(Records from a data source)
- - - - - - -

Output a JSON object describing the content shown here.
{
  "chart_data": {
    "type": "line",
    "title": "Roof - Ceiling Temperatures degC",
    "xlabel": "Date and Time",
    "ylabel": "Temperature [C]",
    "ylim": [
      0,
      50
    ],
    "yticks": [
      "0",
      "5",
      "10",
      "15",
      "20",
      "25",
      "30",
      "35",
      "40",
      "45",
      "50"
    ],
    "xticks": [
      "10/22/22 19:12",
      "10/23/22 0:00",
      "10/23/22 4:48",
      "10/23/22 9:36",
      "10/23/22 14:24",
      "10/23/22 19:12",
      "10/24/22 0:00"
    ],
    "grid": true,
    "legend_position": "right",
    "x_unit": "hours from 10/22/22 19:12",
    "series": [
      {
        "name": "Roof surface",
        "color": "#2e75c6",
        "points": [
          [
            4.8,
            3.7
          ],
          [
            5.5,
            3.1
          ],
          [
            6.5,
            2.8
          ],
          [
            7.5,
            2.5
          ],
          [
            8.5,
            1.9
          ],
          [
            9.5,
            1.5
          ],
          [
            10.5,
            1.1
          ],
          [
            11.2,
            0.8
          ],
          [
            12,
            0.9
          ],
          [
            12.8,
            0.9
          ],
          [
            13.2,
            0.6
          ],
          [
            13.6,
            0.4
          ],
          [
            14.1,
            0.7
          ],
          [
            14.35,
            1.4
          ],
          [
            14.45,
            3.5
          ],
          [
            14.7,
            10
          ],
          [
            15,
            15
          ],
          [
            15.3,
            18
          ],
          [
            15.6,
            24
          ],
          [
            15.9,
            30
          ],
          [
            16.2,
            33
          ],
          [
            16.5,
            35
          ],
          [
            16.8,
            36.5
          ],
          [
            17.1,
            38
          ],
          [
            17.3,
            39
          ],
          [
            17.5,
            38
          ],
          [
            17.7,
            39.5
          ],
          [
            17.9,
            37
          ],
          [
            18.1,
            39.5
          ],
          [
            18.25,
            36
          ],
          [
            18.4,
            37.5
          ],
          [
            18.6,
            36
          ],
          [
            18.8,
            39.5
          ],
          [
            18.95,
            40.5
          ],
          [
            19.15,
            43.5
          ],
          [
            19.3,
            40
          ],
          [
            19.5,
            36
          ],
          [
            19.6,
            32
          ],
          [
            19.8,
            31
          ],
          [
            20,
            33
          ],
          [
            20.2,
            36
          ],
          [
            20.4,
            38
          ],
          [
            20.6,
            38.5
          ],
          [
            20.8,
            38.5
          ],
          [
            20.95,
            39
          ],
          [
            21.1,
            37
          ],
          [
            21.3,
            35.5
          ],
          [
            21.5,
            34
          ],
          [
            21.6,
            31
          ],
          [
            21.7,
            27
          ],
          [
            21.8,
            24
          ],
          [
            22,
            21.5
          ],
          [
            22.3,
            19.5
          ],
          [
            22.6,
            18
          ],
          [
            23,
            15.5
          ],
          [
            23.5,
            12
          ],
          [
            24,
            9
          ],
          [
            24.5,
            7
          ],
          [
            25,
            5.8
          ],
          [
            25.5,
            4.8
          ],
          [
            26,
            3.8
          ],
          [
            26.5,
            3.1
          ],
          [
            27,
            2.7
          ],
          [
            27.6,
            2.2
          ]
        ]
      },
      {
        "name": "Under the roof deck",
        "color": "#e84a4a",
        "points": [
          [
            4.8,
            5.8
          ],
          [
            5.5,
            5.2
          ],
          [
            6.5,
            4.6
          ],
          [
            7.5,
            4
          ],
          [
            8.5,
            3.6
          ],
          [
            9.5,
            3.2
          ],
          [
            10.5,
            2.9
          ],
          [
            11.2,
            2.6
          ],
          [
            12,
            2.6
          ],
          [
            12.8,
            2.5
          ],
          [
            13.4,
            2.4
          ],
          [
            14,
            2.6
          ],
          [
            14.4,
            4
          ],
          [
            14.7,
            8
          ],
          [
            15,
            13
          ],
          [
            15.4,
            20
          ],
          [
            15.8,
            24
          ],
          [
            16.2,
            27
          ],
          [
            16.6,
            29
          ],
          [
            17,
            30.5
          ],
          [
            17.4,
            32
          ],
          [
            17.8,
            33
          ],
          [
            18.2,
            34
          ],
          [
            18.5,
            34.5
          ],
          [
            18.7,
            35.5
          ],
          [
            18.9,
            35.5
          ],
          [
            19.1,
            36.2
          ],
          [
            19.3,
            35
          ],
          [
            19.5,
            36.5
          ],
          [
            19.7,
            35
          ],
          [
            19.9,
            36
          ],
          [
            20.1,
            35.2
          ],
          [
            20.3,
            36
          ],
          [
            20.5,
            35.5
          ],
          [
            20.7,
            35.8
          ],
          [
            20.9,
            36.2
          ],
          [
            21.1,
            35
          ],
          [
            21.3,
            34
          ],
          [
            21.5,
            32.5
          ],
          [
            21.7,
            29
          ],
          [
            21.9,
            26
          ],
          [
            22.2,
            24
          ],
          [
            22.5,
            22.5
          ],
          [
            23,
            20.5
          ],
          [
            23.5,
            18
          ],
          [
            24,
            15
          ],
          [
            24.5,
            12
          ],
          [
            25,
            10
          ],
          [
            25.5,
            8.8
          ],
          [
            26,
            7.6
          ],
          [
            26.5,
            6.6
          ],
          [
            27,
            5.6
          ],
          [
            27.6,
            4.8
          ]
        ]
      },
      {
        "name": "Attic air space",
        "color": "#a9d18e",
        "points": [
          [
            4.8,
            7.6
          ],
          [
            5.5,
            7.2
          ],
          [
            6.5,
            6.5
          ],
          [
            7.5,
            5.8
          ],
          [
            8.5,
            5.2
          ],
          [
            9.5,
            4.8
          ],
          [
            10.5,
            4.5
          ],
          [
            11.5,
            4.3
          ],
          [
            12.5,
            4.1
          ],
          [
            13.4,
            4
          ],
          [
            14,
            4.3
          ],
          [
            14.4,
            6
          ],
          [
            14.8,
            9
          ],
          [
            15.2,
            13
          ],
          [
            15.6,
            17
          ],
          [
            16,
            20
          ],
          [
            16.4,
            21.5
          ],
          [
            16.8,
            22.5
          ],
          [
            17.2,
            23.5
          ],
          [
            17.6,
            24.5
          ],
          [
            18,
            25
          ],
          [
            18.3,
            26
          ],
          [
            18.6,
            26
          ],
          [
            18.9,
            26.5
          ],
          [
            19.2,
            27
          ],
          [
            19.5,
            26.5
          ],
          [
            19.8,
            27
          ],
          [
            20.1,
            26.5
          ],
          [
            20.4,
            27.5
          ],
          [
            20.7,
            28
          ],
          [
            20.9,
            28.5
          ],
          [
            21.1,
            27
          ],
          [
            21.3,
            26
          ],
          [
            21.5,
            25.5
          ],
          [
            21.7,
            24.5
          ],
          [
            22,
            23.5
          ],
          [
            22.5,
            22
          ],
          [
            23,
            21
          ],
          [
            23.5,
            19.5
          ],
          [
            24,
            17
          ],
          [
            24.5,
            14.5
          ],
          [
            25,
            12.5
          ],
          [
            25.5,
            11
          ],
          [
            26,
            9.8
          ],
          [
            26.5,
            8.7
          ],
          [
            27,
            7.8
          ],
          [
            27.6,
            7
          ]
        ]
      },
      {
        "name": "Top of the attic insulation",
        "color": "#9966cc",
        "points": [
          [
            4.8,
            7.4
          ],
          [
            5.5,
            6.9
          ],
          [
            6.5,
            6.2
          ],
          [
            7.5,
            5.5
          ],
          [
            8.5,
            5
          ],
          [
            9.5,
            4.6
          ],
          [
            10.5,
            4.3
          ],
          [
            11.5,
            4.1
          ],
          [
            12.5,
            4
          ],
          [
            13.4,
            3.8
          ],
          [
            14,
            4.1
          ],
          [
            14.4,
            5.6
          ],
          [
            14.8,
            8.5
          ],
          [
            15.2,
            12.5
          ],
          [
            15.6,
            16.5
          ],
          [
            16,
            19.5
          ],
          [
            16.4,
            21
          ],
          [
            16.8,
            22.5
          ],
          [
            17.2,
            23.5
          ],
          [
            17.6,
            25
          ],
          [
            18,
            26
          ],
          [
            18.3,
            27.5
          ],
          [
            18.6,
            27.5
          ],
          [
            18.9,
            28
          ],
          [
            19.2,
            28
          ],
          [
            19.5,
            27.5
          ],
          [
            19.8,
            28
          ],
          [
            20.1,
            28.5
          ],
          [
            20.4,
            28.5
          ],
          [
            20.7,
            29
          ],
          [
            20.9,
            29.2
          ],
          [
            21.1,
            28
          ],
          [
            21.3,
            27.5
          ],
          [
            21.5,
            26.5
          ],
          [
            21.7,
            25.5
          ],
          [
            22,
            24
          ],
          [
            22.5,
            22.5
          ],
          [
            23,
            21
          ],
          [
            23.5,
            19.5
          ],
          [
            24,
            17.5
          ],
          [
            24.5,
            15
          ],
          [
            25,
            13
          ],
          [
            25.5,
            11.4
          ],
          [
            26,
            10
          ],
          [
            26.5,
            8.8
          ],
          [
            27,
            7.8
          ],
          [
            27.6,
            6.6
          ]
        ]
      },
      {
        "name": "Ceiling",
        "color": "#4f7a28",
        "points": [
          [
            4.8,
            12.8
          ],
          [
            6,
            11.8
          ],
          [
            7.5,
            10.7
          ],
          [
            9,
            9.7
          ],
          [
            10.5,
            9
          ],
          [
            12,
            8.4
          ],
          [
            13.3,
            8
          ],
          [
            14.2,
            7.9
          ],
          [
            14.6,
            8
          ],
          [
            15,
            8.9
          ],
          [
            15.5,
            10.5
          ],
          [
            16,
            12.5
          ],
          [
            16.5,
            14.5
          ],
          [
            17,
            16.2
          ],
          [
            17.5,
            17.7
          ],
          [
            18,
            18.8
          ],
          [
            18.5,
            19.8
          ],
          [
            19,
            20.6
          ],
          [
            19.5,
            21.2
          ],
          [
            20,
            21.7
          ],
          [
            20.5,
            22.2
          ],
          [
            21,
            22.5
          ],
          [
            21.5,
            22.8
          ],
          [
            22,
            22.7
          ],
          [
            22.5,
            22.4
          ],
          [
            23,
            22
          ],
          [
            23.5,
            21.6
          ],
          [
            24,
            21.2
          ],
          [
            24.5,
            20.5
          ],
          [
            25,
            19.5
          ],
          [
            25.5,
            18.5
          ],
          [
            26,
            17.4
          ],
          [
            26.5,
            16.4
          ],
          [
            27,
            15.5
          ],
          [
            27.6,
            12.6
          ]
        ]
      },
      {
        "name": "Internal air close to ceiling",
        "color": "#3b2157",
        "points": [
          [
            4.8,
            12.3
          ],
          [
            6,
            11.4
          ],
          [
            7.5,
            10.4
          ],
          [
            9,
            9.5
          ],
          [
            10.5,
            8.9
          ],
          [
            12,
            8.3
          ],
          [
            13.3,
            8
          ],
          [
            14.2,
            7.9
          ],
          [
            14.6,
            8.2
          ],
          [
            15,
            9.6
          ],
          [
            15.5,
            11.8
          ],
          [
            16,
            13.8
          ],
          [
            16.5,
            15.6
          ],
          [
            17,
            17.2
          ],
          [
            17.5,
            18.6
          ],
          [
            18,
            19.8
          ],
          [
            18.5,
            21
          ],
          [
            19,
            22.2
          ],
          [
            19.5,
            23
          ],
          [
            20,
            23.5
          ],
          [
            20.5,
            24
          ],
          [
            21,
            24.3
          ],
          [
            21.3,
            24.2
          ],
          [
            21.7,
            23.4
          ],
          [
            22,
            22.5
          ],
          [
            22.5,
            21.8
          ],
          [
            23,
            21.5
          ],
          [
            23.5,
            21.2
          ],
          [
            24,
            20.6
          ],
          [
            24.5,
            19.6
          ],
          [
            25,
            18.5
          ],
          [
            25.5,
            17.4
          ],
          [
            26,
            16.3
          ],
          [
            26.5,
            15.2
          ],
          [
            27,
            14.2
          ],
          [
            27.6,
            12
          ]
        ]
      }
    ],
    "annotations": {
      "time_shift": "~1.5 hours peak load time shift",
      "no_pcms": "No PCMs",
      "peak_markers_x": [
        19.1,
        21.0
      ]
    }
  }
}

- - - - - - -

> _WORK TO BE COMPLETED_: Find the word "hours" in the records and pull out each line that has it.

> _RESPONSE TO THE TASK_:
    "x_unit": "hours from 10/22/22 19:12",
      "time_shift": "~1.5 hours peak load time shift",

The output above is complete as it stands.